## start Provided material

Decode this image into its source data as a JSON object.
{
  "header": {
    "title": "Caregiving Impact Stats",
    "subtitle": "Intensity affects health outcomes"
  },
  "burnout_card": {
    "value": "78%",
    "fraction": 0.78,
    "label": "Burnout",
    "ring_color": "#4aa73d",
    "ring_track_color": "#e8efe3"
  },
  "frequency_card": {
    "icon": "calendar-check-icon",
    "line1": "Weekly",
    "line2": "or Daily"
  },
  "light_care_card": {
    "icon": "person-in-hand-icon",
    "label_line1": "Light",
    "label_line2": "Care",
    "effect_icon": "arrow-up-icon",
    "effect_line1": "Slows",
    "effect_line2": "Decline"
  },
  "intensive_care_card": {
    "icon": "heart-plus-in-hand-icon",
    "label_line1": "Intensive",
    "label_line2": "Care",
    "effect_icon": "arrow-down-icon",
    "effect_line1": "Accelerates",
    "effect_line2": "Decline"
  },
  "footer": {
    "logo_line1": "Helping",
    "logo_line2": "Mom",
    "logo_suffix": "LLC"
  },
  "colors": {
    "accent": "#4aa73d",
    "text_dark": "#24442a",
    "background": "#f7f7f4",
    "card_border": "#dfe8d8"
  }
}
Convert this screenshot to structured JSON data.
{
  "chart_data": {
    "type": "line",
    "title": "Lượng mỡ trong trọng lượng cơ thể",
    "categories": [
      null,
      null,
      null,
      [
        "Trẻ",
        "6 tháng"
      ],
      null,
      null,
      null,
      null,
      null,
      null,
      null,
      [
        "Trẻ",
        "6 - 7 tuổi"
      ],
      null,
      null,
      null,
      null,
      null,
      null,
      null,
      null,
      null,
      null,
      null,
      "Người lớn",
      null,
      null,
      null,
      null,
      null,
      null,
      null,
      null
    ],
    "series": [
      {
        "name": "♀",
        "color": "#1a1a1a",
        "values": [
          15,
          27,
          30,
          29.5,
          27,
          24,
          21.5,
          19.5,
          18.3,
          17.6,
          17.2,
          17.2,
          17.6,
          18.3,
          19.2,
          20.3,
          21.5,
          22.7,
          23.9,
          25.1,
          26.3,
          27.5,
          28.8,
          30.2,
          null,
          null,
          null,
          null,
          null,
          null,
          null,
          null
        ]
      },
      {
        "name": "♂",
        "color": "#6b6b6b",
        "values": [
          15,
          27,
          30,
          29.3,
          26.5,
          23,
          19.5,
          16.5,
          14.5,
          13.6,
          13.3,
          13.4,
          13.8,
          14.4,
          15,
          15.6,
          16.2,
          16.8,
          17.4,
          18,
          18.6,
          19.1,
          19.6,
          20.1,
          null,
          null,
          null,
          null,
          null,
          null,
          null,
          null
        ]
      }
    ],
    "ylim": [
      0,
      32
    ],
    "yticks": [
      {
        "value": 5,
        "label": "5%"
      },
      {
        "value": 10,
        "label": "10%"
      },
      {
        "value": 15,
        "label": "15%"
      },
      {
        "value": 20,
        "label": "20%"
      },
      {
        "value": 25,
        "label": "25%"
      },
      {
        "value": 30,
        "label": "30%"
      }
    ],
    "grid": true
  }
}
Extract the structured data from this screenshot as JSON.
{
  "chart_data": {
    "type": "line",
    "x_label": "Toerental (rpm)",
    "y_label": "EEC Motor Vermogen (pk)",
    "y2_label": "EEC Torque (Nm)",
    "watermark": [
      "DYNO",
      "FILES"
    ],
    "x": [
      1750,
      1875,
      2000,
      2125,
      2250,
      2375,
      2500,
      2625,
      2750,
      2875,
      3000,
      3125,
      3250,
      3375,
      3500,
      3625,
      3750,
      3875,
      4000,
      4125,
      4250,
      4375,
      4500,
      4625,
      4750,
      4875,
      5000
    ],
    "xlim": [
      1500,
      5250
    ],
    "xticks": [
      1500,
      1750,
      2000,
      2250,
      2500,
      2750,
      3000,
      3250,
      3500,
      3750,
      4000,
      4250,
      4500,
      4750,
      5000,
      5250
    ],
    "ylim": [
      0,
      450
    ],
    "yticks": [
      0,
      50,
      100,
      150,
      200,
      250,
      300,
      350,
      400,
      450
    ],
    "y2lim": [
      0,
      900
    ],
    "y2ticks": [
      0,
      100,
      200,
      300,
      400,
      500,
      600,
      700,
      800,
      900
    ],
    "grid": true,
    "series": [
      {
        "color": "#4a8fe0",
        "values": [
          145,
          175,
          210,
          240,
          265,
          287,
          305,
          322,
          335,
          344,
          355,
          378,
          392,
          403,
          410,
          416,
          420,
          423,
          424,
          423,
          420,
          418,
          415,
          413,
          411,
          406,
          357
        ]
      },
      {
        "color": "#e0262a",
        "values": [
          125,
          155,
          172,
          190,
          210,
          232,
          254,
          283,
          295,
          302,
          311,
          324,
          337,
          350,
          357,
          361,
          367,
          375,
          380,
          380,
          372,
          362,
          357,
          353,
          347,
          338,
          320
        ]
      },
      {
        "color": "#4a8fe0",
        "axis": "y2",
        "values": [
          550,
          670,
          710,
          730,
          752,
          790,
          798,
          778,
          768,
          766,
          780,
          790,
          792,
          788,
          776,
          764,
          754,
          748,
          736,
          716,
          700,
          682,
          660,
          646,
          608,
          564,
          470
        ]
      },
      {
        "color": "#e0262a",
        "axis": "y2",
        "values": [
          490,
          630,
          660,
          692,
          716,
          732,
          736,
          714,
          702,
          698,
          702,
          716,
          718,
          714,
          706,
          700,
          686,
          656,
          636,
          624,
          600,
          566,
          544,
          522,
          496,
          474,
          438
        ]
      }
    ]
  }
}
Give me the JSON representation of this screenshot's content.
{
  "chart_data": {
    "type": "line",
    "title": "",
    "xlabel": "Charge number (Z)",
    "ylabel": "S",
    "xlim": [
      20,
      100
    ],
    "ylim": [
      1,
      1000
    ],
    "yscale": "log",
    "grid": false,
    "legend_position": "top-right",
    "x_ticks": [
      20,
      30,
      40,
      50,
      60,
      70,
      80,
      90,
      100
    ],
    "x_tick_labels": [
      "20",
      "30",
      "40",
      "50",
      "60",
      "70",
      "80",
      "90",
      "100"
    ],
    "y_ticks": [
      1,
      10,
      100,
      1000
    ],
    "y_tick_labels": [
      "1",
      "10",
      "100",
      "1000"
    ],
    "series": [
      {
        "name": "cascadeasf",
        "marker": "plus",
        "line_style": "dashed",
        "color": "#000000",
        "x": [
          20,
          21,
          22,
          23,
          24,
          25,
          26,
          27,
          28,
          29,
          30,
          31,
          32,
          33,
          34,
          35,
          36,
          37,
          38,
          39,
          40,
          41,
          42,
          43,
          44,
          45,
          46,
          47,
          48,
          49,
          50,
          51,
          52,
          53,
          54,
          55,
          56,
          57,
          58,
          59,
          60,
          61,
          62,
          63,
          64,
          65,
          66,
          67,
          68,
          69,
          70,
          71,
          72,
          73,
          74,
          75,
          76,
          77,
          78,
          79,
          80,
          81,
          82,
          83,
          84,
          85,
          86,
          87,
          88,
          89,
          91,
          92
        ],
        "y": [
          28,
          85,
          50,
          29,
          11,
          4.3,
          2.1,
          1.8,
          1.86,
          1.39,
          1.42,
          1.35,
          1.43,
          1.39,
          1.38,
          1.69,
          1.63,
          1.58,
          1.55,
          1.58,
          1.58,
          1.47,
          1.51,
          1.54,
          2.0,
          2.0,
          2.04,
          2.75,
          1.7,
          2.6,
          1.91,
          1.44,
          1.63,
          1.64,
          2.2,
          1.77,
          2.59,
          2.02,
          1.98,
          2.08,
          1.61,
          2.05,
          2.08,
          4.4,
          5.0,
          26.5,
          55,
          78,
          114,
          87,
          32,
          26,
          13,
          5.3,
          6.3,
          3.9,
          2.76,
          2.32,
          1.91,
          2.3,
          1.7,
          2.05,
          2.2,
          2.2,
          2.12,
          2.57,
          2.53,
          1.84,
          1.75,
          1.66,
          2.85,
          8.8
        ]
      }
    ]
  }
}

## end Provided material

Instruction
Isolate each line of the listing above that includes "structured". Copy it.

Complete output
Convert this screenshot to structured JSON data.
Extract the structured data from this screenshot as JSON.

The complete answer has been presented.